• _What you will do_: Omit all pictures. Copy the rest of the material exactly.

• _Material supplied_:
▬▬▬

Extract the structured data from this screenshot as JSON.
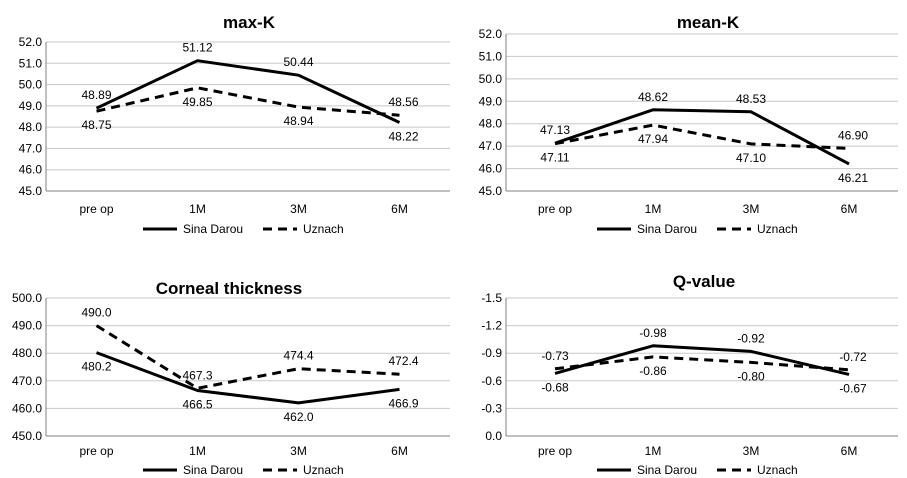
{
  "chart_data": [
    {
      "type": "line",
      "title": "max-K",
      "categories": [
        "pre op",
        "1M",
        "3M",
        "6M"
      ],
      "ylim": [
        45.0,
        52.0
      ],
      "ytick_step": 1.0,
      "ytick_decimals": 1,
      "label_decimals": 2,
      "grid": true,
      "legend_position": "bottom",
      "series": [
        {
          "name": "Sina Darou",
          "style": "solid",
          "values": [
            48.89,
            51.12,
            50.44,
            48.22
          ],
          "labels": [
            "48.89",
            "51.12",
            "50.44",
            "48.22"
          ],
          "label_pos": [
            "above",
            "above",
            "above",
            "below"
          ]
        },
        {
          "name": "Uznach",
          "style": "dashed",
          "values": [
            48.75,
            49.85,
            48.94,
            48.56
          ],
          "labels": [
            "48.75",
            "49.85",
            "48.94",
            "48.56"
          ],
          "label_pos": [
            "below",
            "below",
            "below",
            "above"
          ]
        }
      ]
    },
    {
      "type": "line",
      "title": "mean-K",
      "categories": [
        "pre op",
        "1M",
        "3M",
        "6M"
      ],
      "ylim": [
        45.0,
        52.0
      ],
      "ytick_step": 1.0,
      "ytick_decimals": 1,
      "label_decimals": 2,
      "grid": true,
      "legend_position": "bottom",
      "series": [
        {
          "name": "Sina Darou",
          "style": "solid",
          "values": [
            47.13,
            48.62,
            48.53,
            46.21
          ],
          "labels": [
            "47.13",
            "48.62",
            "48.53",
            "46.21"
          ],
          "label_pos": [
            "above",
            "above",
            "above",
            "below"
          ]
        },
        {
          "name": "Uznach",
          "style": "dashed",
          "values": [
            47.11,
            47.94,
            47.1,
            46.9
          ],
          "labels": [
            "47.11",
            "47.94",
            "47.10",
            "46.90"
          ],
          "label_pos": [
            "below",
            "below",
            "below",
            "above"
          ]
        }
      ]
    },
    {
      "type": "line",
      "title": "Corneal thickness",
      "categories": [
        "pre op",
        "1M",
        "3M",
        "6M"
      ],
      "ylim": [
        450.0,
        500.0
      ],
      "ytick_step": 10.0,
      "ytick_decimals": 1,
      "label_decimals": 1,
      "grid": true,
      "legend_position": "bottom",
      "series": [
        {
          "name": "Sina Darou",
          "style": "solid",
          "values": [
            480.2,
            466.5,
            462.0,
            466.9
          ],
          "labels": [
            "480.2",
            "466.5",
            "462.0",
            "466.9"
          ],
          "label_pos": [
            "below",
            "below",
            "below",
            "below"
          ]
        },
        {
          "name": "Uznach",
          "style": "dashed",
          "values": [
            490.0,
            467.3,
            474.4,
            472.4
          ],
          "labels": [
            "490.0",
            "467.3",
            "474.4",
            "472.4"
          ],
          "label_pos": [
            "above",
            "above",
            "above",
            "above"
          ]
        }
      ]
    },
    {
      "type": "line",
      "title": "Q-value",
      "categories": [
        "pre op",
        "1M",
        "3M",
        "6M"
      ],
      "ylim": [
        -1.5,
        0.0
      ],
      "y_reversed": true,
      "ytick_step": 0.3,
      "ytick_decimals": 1,
      "label_decimals": 2,
      "grid": true,
      "legend_position": "bottom",
      "series": [
        {
          "name": "Sina Darou",
          "style": "solid",
          "values": [
            -0.68,
            -0.98,
            -0.92,
            -0.67
          ],
          "labels": [
            "-0.68",
            "-0.98",
            "-0.92",
            "-0.67"
          ],
          "label_pos": [
            "below",
            "above",
            "above",
            "below"
          ]
        },
        {
          "name": "Uznach",
          "style": "dashed",
          "values": [
            -0.73,
            -0.86,
            -0.8,
            -0.72
          ],
          "labels": [
            "-0.73",
            "-0.86",
            "-0.80",
            "-0.72"
          ],
          "label_pos": [
            "above",
            "below",
            "below",
            "above"
          ]
        }
      ]
    }
  ]
}
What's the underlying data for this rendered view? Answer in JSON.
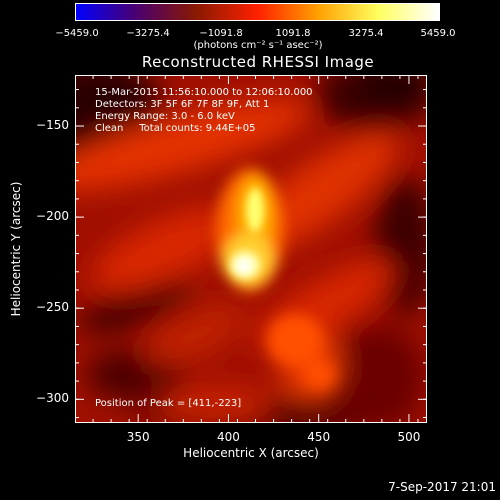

▬▬▬

• _Complete response_:
Extract the structured data from this screenshot as JSON.
{
  "chart_data": [
    {
      "type": "line",
      "title": "max-K",
      "categories": [
        "pre op",
        "1M",
        "3M",
        "6M"
      ],
      "ylim": [
        45.0,
        52.0
      ],
      "ytick_step": 1.0,
      "ytick_decimals": 1,
      "label_decimals": 2,
      "grid": true,
      "legend_position": "bottom",
      "series": [
        {
          "name": "Sina Darou",
          "style": "solid",
          "values": [
            48.89,
            51.12,
            50.44,
            48.22
          ],
          "labels": [
            "48.89",
            "51.12",
            "50.44",
            "48.22"
          ],
          "label_pos": [
            "above",
            "above",
            "above",
            "below"
          ]
        },
        {
          "name": "Uznach",
          "style": "dashed",
          "values": [
            48.75,
            49.85,
            48.94,
            48.56
          ],
          "labels": [
            "48.75",
            "49.85",
            "48.94",
            "48.56"
          ],
          "label_pos": [
            "below",
            "below",
            "below",
            "above"
          ]
        }
      ]
    },
    {
      "type": "line",
      "title": "mean-K",
      "categories": [
        "pre op",
        "1M",
        "3M",
        "6M"
      ],
      "ylim": [
        45.0,
        52.0
      ],
      "ytick_step": 1.0,
      "ytick_decimals": 1,
      "label_decimals": 2,
      "grid": true,
      "legend_position": "bottom",
      "series": [
        {
          "name": "Sina Darou",
          "style": "solid",
          "values": [
            47.13,
            48.62,
            48.53,
            46.21
          ],
          "labels": [
            "47.13",
            "48.62",
            "48.53",
            "46.21"
          ],
          "label_pos": [
            "above",
            "above",
            "above",
            "below"
          ]
        },
        {
          "name": "Uznach",
          "style": "dashed",
          "values": [
            47.11,
            47.94,
            47.1,
            46.9
          ],
          "labels": [
            "47.11",
            "47.94",
            "47.10",
            "46.90"
          ],
          "label_pos": [
            "below",
            "below",
            "below",
            "above"
          ]
        }
      ]
    },
    {
      "type": "line",
      "title": "Corneal thickness",
      "categories": [
        "pre op",
        "1M",
        "3M",
        "6M"
      ],
      "ylim": [
        450.0,
        500.0
      ],
      "ytick_step": 10.0,
      "ytick_decimals": 1,
      "label_decimals": 1,
      "grid": true,
      "legend_position": "bottom",
      "series": [
        {
          "name": "Sina Darou",
          "style": "solid",
          "values": [
            480.2,
            466.5,
            462.0,
            466.9
          ],
          "labels": [
            "480.2",
            "466.5",
            "462.0",
            "466.9"
          ],
          "label_pos": [
            "below",
            "below",
            "below",
            "below"
          ]
        },
        {
          "name": "Uznach",
          "style": "dashed",
          "values": [
            490.0,
            467.3,
            474.4,
            472.4
          ],
          "labels": [
            "490.0",
            "467.3",
            "474.4",
            "472.4"
          ],
          "label_pos": [
            "above",
            "above",
            "above",
            "above"
          ]
        }
      ]
    },
    {
      "type": "line",
      "title": "Q-value",
      "categories": [
        "pre op",
        "1M",
        "3M",
        "6M"
      ],
      "ylim": [
        -1.5,
        0.0
      ],
      "y_reversed": true,
      "ytick_step": 0.3,
      "ytick_decimals": 1,
      "label_decimals": 2,
      "grid": true,
      "legend_position": "bottom",
      "series": [
        {
          "name": "Sina Darou",
          "style": "solid",
          "values": [
            -0.68,
            -0.98,
            -0.92,
            -0.67
          ],
          "labels": [
            "-0.68",
            "-0.98",
            "-0.92",
            "-0.67"
          ],
          "label_pos": [
            "below",
            "above",
            "above",
            "below"
          ]
        },
        {
          "name": "Uznach",
          "style": "dashed",
          "values": [
            -0.73,
            -0.86,
            -0.8,
            -0.72
          ],
          "labels": [
            "-0.73",
            "-0.86",
            "-0.80",
            "-0.72"
          ],
          "label_pos": [
            "above",
            "below",
            "below",
            "above"
          ]
        }
      ]
    }
  ]
}
What's the underlying data for this rendered view? Answer in JSON.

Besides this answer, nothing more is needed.